Datos de límites de regiones:
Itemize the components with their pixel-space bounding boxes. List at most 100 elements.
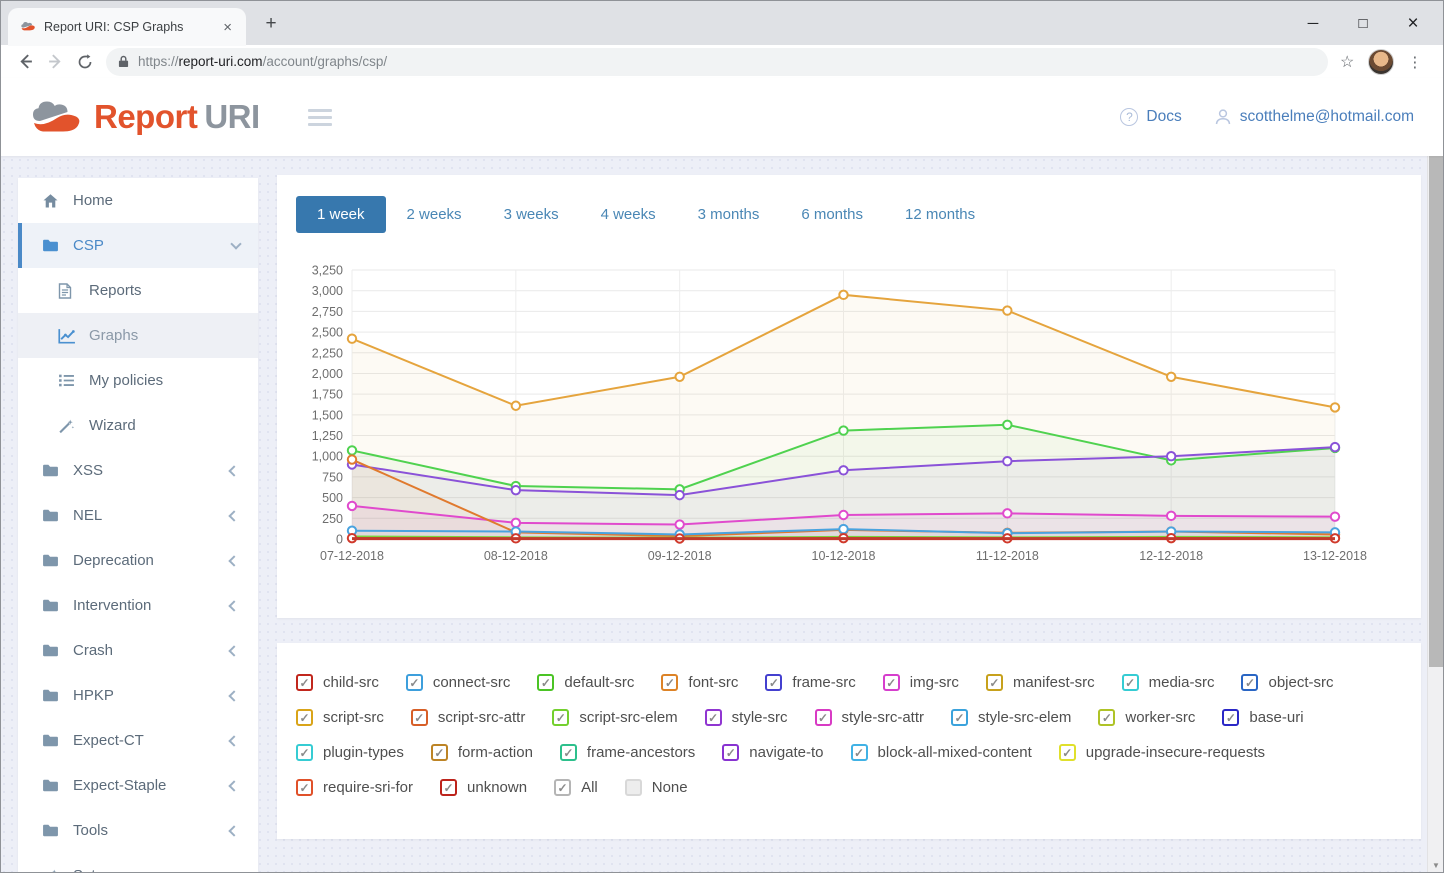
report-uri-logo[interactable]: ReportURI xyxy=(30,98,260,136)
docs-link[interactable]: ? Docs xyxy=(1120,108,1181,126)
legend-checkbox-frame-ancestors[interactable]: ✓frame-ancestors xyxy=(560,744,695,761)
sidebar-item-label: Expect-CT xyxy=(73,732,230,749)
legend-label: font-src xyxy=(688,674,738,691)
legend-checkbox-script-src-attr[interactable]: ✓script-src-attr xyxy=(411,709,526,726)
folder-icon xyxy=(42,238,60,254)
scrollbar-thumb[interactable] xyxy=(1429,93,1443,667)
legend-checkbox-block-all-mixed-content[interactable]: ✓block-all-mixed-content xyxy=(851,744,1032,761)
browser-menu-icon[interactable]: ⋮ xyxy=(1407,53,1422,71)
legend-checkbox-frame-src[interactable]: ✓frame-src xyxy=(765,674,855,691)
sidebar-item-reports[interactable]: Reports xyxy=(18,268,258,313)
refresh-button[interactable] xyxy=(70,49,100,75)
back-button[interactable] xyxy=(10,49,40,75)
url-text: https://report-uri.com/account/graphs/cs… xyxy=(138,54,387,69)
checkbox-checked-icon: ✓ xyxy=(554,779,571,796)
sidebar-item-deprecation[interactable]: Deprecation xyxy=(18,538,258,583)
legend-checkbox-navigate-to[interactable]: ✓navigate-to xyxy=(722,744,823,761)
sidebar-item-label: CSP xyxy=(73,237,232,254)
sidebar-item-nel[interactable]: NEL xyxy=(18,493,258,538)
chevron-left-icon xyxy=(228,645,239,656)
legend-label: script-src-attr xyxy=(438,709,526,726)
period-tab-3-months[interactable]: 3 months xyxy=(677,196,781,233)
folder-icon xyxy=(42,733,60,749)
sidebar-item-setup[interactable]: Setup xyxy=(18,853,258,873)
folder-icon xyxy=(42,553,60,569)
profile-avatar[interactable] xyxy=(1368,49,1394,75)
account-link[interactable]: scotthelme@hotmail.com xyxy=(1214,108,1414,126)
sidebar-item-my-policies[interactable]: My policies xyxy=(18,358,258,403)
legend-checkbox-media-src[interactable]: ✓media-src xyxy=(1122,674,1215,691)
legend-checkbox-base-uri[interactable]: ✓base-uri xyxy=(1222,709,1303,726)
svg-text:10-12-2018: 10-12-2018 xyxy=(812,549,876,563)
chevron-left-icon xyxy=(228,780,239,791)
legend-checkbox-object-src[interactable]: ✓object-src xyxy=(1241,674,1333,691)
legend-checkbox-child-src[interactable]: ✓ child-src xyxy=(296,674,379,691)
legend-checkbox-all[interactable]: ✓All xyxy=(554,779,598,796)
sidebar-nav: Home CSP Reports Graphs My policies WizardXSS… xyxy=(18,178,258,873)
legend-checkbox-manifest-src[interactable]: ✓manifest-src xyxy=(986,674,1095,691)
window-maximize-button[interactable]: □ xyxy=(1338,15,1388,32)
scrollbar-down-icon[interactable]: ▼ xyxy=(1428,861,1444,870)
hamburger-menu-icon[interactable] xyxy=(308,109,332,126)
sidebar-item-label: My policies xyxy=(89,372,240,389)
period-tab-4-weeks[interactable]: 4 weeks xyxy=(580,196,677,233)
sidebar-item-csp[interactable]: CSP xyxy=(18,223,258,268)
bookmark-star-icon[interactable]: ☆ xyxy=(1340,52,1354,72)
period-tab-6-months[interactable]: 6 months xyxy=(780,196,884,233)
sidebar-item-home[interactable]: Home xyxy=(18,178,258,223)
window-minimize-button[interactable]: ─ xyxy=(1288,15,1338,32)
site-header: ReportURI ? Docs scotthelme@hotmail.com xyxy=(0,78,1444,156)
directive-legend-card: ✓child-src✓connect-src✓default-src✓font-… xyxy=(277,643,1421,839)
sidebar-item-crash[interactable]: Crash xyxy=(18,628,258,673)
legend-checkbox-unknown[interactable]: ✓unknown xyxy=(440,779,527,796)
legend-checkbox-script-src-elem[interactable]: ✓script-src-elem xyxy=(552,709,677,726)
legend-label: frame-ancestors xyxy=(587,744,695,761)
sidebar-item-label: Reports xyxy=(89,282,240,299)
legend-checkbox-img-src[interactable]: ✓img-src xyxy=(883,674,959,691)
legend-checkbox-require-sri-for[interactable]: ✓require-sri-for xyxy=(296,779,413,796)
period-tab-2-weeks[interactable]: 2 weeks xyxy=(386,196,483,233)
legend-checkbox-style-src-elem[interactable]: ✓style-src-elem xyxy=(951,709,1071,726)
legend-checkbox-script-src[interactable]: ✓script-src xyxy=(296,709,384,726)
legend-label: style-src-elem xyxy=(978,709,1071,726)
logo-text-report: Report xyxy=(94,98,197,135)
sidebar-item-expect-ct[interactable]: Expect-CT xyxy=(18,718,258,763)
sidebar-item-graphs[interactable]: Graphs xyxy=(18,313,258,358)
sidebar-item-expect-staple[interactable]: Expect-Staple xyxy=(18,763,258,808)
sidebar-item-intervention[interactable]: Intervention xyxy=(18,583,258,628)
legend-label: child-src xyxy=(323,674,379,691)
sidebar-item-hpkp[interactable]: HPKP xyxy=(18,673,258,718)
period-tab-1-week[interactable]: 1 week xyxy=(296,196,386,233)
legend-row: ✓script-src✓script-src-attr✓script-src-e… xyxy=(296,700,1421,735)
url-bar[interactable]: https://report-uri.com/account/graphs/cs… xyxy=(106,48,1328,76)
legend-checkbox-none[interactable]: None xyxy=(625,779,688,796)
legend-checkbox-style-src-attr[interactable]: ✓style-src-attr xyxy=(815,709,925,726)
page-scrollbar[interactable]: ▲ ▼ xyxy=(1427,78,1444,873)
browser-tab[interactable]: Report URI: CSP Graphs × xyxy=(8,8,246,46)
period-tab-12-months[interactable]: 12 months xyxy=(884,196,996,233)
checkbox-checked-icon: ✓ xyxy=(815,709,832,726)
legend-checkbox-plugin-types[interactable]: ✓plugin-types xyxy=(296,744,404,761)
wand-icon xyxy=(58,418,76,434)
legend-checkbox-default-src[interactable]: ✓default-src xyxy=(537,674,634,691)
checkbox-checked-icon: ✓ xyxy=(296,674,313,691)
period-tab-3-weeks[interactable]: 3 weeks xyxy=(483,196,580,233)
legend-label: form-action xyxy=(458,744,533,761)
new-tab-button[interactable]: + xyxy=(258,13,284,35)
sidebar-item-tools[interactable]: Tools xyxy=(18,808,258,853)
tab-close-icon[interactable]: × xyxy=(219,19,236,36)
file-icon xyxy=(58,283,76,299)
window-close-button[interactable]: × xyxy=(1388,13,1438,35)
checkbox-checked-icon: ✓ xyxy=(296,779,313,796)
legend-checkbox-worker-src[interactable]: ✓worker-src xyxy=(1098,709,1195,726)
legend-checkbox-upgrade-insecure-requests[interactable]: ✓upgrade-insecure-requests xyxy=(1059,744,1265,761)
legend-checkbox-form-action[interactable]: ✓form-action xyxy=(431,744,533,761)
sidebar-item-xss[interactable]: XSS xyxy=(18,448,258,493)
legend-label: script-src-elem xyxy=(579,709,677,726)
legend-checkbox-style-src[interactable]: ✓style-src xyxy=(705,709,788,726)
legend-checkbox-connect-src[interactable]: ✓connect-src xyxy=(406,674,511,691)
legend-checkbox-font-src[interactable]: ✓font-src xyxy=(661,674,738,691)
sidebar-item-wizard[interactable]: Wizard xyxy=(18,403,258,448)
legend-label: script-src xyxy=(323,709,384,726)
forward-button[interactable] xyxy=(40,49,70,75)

Qué debes hacer
Reproduce sin cambios las filas comprendidas entre la que contiene "report-uri-logo[interactable]: ReportURI xyxy=(30,98,260,136)" y la que contiene "legend-label: font-src xyxy=(688,674,738,691)", ambas incluidas.

Respuesta correcta
report-uri-logo[interactable]: ReportURI xyxy=(30,98,260,136)
docs-link[interactable]: ? Docs xyxy=(1120,108,1181,126)
legend-checkbox-frame-ancestors[interactable]: ✓frame-ancestors xyxy=(560,744,695,761)
sidebar-item-label: Expect-CT xyxy=(73,732,230,749)
legend-label: font-src xyxy=(688,674,738,691)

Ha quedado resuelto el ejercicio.